■ Texto ■
■ ■ ■ ■ ■

En palabras del embajador Gustavo Iruegas, que fungió como encargado de negocios de la embajada de México en Managua de septiembre de 1978 a mayo de 1979, el problema del asilo se resumía en una fórmula: en caso de duda, era mejor otorgarlo. A lo mejor se perdía un boleto de avión, o un poco de tiempo, o tal vez era una molestia, pero si no se otorgaba, se corría el peligro de perder una vida. Esa era la posición mexicana respecto del asilo. Durante los meses que estuvo en Nicaragua, Iruegas siguió la instrucción que para tal efecto les había dado don Alfonso de Rosenzweig, que era la de no llamar al asilo por su nombre, a menos que fuera absolutamente necesario. Era una vieja práctica de la diplomacia mexicana para evitar trámites administrativos y conflictos políticos, además de prevenir represalias en contra de las familias de los asilados.12

Una vez que se hizo cargo de la embajada de México en Nicaragua, en septiembre de 1978, el diplomático mexicano se encontró con que el número de asilados, dentro de la misma embajada, que huían de la represión del régimen somocista crecía día con día.13 Cuando llegó, había entre doce y quince asilados, pero la entrada diaria era de alrededor de una docena de personas, a las cuales había que entrevistar y resolver si se les otorgaba el asilo o no.14 En tiempos de Iruegas, la embajada mexicana en Managua llegó a albergar entre 750 y 800 asilados, siempre con el respaldo del gobierno de México. Sin embargo, en un momento dado, lo llamaron de la Cancillería para que explicara por qué había dado tantos asilos, pues algún funcionario pensaba que estaba vendiendo el asilo. Pero Iruegas respondió a esa acusación argumentando que gran parte de los asilados eran muy pobres, muchachos cuya edad fluctuaba entre los 18 y los 20 años, porque en ese momento la represión somocista era generalizada sobre los jóvenes, que eran los que habían salido a las calles, a las barricadas.15 No eran los combatientes quienes pedían la protección de la Embajada, era la población que se había incorporado a la insurrección.16

Además, argumentó que era imposible consultar a la Cancillería acerca de todos los casos, porque así era la práctica mexicana de asilo: el embajador decidía y cargaba con la responsabilidad de decidir si otorgaba o no el asilo.17 Después de escuchar sus razones, en la Cancillería le pidieron que fuera ver al entonces secretario de Gobernación, Jesús Reyes Heroles, quien le dijo que no era necesario dar ninguna explicación y que continuara con su labor tal como la había venido realizando.18 Esto hizo que Iruegas regresara a Managua muy fortalecido, contando con el apoyo de ambas secretarías. Cada vez que Iruegas juntaba un cierto número de salvoconductos, llegaba un avión del Estado Mayor que les llevaba comida, sacos de frijol, latas de atún y sardinas, y todo lo que ellos tenían dispuesto para las situaciones de emergencia. De regreso, el avión trasladaba a los asilados que tenían salvoconducto.19

Un año antes de la llegada de Gustavo Iruegas a Managua, algunos miembros del Grupo de los Doce habían concertado una cita, primero con Jesús Reyes Heroles, secretario de Gobernación, y después con el propio presidente José López Portillo. Estuvieron presentes, entre otros: Sergio Ramírez; el rector de la Universidad ­Centroamericana, el padre Miguel D’Escoto; los dos jesuitas Cardenal, Ernesto y Fernando; y el director del Instituto del Café de Nicaragua, de apellido Coronel. Su objetivo era explicarle a López Portillo lo que estaba sucediendo en Nicaragua, la historia de la lucha contra Somoza y la idea de que el Grupo de los Doce se convirtiera en un brazo político del ejército sandinista para así darle legitimidad. López Portillo los recibió, los escuchó y les dijo que les deseaba mucha suerte en su lucha, pero que México tenía un fuerte compromiso con la no intervención.

■ ■ ■ ■ ■

[Listados de elementos y recuadros]

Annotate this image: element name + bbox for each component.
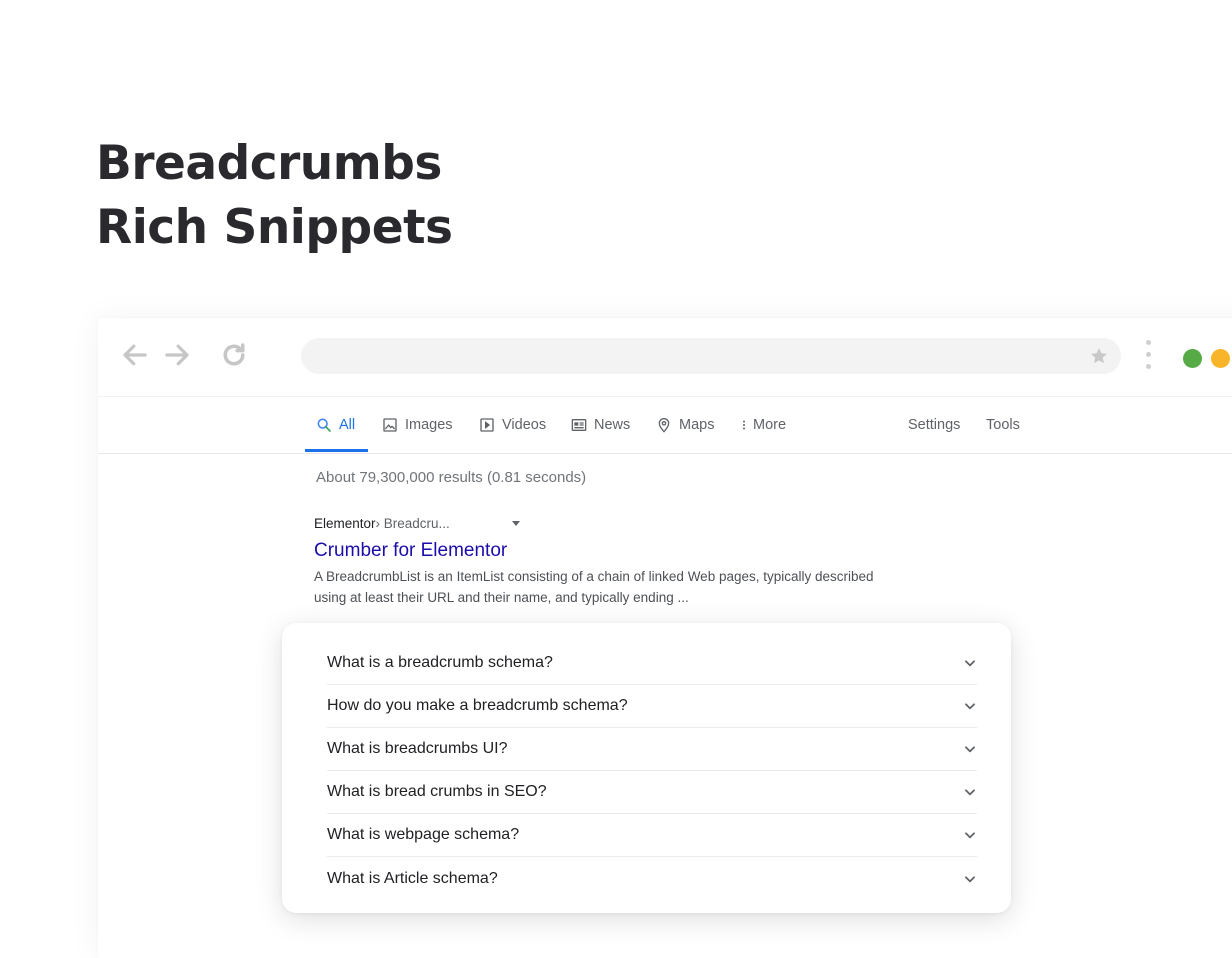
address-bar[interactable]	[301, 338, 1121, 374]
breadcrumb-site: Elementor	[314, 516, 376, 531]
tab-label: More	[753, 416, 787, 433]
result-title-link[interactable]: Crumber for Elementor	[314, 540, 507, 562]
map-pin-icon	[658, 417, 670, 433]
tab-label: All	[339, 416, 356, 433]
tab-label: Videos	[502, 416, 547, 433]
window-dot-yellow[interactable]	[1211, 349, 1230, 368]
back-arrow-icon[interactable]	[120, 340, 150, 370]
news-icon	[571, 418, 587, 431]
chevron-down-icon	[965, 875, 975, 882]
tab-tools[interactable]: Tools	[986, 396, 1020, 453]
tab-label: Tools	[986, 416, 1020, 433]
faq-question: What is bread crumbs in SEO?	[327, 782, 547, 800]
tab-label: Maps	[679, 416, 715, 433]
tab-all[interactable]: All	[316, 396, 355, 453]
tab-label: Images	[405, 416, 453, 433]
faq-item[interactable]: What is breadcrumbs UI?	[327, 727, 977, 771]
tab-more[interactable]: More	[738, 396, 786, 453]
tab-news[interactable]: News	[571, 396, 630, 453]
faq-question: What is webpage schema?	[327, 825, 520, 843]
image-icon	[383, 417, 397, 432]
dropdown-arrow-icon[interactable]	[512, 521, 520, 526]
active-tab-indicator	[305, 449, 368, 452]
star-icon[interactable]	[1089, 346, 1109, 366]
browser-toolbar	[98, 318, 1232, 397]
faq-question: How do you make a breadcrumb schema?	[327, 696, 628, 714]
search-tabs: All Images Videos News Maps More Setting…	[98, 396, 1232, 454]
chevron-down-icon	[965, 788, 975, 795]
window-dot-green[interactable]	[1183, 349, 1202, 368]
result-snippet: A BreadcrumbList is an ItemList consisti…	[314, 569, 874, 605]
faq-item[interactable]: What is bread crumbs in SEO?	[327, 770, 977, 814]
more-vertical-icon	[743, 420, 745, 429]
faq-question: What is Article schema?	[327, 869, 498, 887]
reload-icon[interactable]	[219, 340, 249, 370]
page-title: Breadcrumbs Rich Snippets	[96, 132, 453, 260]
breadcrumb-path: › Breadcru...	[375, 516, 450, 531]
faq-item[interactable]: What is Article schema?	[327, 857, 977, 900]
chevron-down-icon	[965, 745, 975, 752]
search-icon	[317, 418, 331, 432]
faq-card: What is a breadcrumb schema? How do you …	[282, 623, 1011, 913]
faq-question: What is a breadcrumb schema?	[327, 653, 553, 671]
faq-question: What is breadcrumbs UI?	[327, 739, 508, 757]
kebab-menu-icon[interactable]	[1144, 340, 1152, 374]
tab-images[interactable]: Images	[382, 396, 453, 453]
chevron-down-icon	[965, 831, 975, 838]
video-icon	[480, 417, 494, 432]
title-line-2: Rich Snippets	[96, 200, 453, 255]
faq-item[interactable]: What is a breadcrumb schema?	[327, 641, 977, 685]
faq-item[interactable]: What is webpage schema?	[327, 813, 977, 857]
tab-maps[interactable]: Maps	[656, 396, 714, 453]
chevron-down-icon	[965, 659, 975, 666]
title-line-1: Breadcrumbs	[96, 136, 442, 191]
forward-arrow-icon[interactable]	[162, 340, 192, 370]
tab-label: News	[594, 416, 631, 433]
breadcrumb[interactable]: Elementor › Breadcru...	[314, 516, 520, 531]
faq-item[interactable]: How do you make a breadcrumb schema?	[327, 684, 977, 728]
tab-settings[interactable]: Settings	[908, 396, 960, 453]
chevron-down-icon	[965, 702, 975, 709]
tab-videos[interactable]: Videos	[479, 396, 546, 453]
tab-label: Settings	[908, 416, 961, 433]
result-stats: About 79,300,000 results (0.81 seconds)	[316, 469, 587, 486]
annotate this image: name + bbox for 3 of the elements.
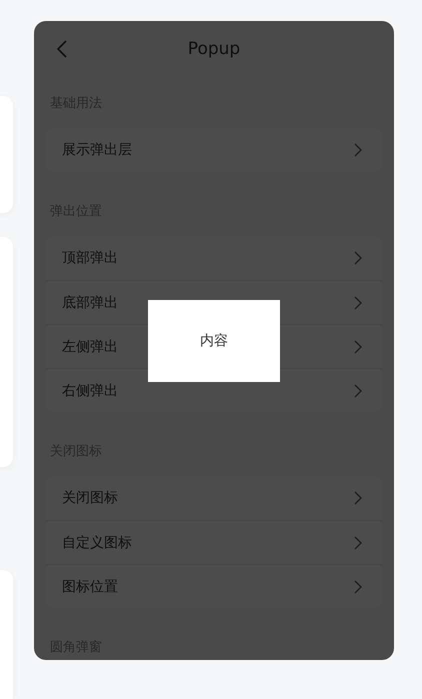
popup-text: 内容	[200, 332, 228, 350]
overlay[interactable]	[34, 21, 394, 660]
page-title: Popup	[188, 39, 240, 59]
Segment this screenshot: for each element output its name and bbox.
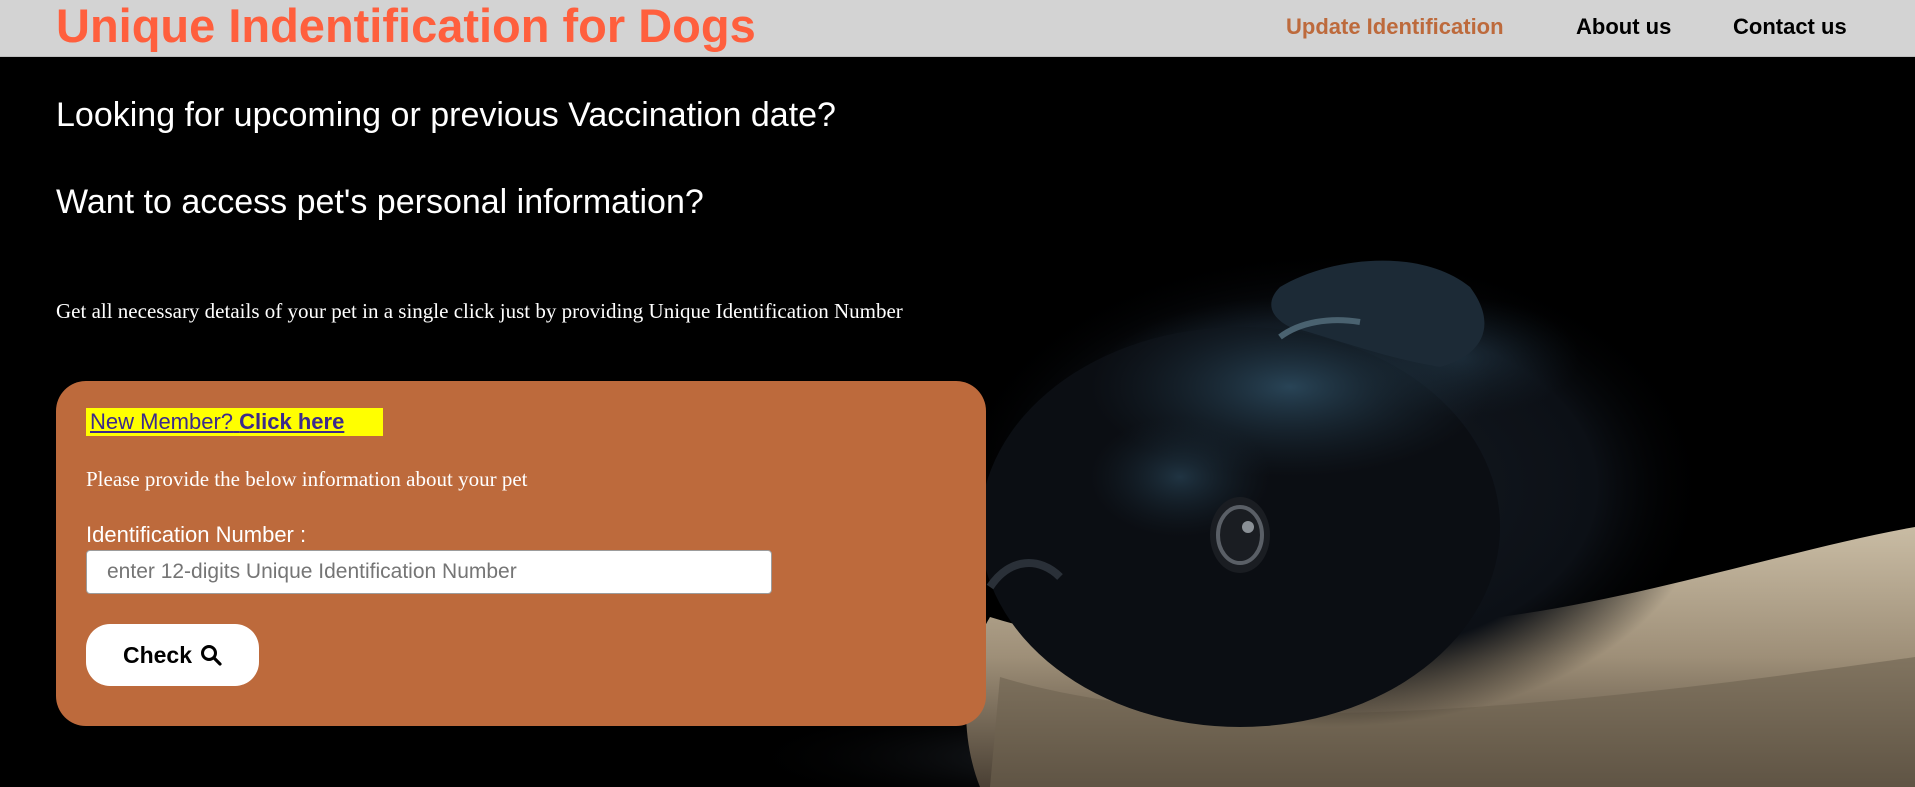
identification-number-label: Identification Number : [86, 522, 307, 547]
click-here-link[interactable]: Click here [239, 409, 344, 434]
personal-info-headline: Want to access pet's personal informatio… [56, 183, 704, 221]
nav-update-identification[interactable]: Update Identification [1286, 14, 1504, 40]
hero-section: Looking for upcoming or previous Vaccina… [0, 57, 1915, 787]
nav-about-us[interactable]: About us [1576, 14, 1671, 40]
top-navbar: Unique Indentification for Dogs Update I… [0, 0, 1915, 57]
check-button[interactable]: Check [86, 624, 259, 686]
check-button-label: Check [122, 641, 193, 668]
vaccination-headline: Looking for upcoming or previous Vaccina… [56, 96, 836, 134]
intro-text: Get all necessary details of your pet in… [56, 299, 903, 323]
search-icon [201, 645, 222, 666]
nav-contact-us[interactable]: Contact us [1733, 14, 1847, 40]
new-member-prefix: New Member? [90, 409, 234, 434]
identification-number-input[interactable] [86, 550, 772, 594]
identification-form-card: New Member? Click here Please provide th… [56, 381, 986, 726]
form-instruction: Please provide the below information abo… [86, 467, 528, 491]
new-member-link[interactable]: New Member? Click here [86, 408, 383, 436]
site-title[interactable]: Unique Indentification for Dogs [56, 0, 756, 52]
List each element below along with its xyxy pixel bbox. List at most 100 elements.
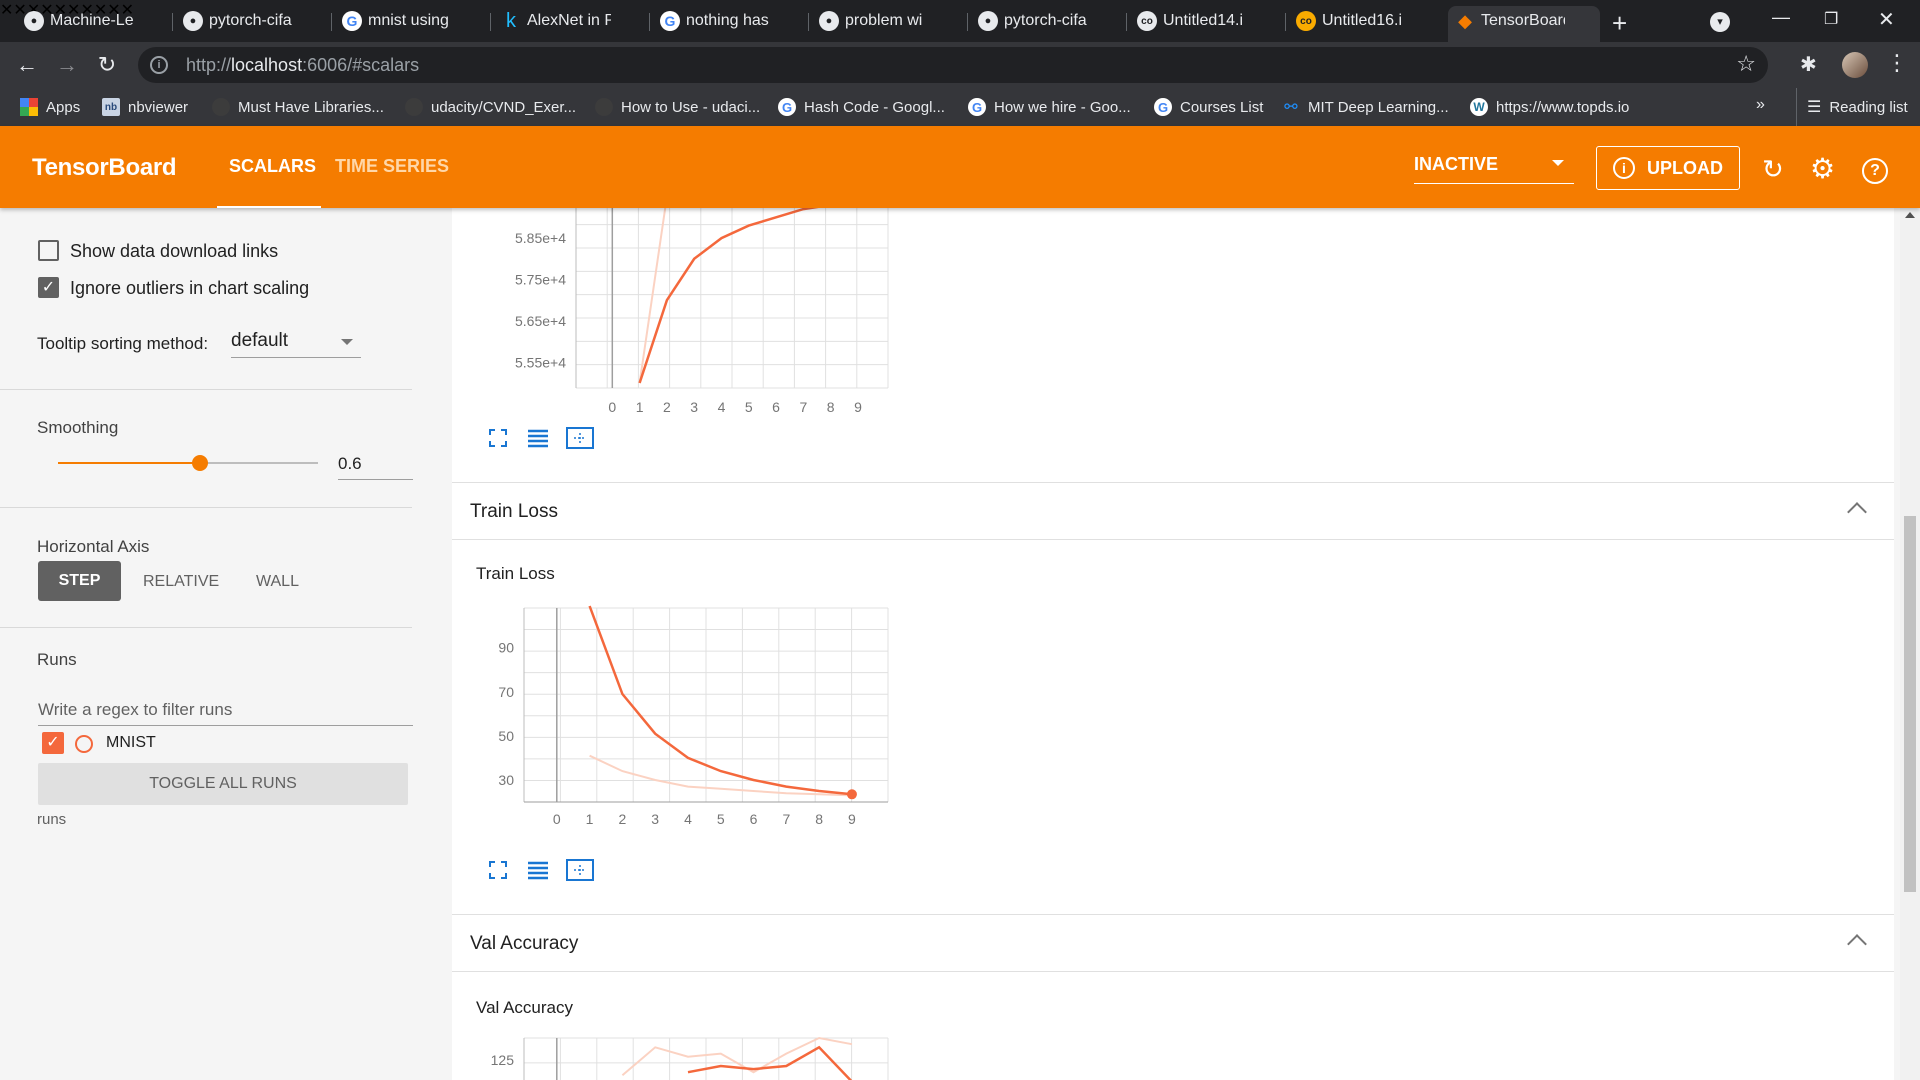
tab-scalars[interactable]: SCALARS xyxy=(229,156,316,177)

■ ■ ■ ■ ■

Reproduce sin cambios el fragmento del texto sobre el asilo en la embajada de México en Managua que comienza con las palabras que contienen "Un año antes" y termina con "la no intervención.".

■ Respuesta ■
Un año antes de la llegada de Gustavo Iruegas a Managua, algunos miembros del Grupo de los Doce habían concertado una cita, primero con Jesús Reyes Heroles, secretario de Gobernación, y después con el propio presidente José López Portillo. Estuvieron presentes, entre otros: Sergio Ramírez; el rector de la Universidad ­Centroamericana, el padre Miguel D’Escoto; los dos jesuitas Cardenal, Ernesto y Fernando; y el director del Instituto del Café de Nicaragua, de apellido Coronel. Su objetivo era explicarle a López Portillo lo que estaba sucediendo en Nicaragua, la historia de la lucha contra Somoza y la idea de que el Grupo de los Doce se convirtiera en un brazo político del ejército sandinista para así darle legitimidad. López Portillo los recibió, los escuchó y les dijo que les deseaba mucha suerte en su lucha, pero que México tenía un fuerte compromiso con la no intervención.